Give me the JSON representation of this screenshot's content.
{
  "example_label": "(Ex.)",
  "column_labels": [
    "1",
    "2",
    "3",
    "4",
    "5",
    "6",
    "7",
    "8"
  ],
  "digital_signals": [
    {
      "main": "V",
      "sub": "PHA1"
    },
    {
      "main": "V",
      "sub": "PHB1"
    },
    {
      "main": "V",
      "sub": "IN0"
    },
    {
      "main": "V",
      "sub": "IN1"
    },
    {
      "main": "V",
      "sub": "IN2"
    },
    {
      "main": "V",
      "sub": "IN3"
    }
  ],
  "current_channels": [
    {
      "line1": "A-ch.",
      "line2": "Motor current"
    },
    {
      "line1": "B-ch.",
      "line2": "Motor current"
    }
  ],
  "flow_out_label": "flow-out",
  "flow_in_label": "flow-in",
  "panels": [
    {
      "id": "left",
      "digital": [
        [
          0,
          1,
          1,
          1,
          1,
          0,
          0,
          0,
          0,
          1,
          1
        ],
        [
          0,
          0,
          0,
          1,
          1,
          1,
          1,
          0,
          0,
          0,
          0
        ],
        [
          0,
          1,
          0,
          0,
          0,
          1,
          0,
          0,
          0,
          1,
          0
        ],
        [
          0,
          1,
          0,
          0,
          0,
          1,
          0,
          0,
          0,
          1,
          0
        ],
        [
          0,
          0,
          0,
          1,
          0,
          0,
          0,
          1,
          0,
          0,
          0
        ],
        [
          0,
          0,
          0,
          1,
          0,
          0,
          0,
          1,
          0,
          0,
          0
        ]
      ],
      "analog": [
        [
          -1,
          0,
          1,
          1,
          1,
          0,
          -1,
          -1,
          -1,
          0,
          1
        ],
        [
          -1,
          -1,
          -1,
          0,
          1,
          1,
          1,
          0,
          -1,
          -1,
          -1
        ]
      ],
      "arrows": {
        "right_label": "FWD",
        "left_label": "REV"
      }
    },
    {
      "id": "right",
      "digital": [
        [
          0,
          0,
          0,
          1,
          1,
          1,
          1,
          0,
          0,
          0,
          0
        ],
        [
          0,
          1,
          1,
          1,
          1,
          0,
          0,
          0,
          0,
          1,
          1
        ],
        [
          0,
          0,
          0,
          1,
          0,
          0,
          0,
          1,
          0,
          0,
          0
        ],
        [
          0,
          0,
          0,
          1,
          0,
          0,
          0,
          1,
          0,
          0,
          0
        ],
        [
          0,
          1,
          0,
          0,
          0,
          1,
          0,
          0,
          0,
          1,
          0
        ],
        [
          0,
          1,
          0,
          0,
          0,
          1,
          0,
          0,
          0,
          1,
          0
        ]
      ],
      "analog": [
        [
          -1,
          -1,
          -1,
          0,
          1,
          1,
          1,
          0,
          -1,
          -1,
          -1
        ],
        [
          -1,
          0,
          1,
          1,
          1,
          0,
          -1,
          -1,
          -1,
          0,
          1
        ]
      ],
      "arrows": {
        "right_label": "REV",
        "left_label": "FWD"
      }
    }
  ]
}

____________

Restate the listing in full, word for word.

Give me the JSON representation of this screenshot's content.
{
  "example_label": "(Ex.)",
  "column_labels": [
    "1",
    "2",
    "3",
    "4",
    "5",
    "6",
    "7",
    "8"
  ],
  "digital_signals": [
    {
      "main": "V",
      "sub": "PHA1"
    },
    {
      "main": "V",
      "sub": "PHB1"
    },
    {
      "main": "V",
      "sub": "IN0"
    },
    {
      "main": "V",
      "sub": "IN1"
    },
    {
      "main": "V",
      "sub": "IN2"
    },
    {
      "main": "V",
      "sub": "IN3"
    }
  ],
  "current_channels": [
    {
      "line1": "A-ch.",
      "line2": "Motor current"
    },
    {
      "line1": "B-ch.",
      "line2": "Motor current"
    }
  ],
  "flow_out_label": "flow-out",
  "flow_in_label": "flow-in",
  "panels": [
    {
      "id": "left",
      "digital": [
        [
          0,
          1,
          1,
          1,
          1,
          0,
          0,
          0,
          0,
          1,
          1
        ],
        [
          0,
          0,
          0,
          1,
          1,
          1,
          1,
          0,
          0,
          0,
          0
        ],
        [
          0,
          1,
          0,
          0,
          0,
          1,
          0,
          0,
          0,
          1,
          0
        ],
        [
          0,
          1,
          0,
          0,
          0,
          1,
          0,
          0,
          0,
          1,
          0
        ],
        [
          0,
          0,
          0,
          1,
          0,
          0,
          0,
          1,
          0,
          0,
          0
        ],
        [
          0,
          0,
          0,
          1,
          0,
          0,
          0,
          1,
          0,
          0,
          0
        ]
      ],
      "analog": [
        [
          -1,
          0,
          1,
          1,
          1,
          0,
          -1,
          -1,
          -1,
          0,
          1
        ],
        [
          -1,
          -1,
          -1,
          0,
          1,
          1,
          1,
          0,
          -1,
          -1,
          -1
        ]
      ],
      "arrows": {
        "right_label": "FWD",
        "left_label": "REV"
      }
    },
    {
      "id": "right",
      "digital": [
        [
          0,
          0,
          0,
          1,
          1,
          1,
          1,
          0,
          0,
          0,
          0
        ],
        [
          0,
          1,
          1,
          1,
          1,
          0,
          0,
          0,
          0,
          1,
          1
        ],
        [
          0,
          0,
          0,
          1,
          0,
          0,
          0,
          1,
          0,
          0,
          0
        ],
        [
          0,
          0,
          0,
          1,
          0,
          0,
          0,
          1,
          0,
          0,
          0
        ],
        [
          0,
          1,
          0,
          0,
          0,
          1,
          0,
          0,
          0,
          1,
          0
        ],
        [
          0,
          1,
          0,
          0,
          0,
          1,
          0,
          0,
          0,
          1,
          0
        ]
      ],
      "analog": [
        [
          -1,
          -1,
          -1,
          0,
          1,
          1,
          1,
          0,
          -1,
          -1,
          -1
        ],
        [
          -1,
          0,
          1,
          1,
          1,
          0,
          -1,
          -1,
          -1,
          0,
          1
        ]
      ],
      "arrows": {
        "right_label": "REV",
        "left_label": "FWD"
      }
    }
  ]
}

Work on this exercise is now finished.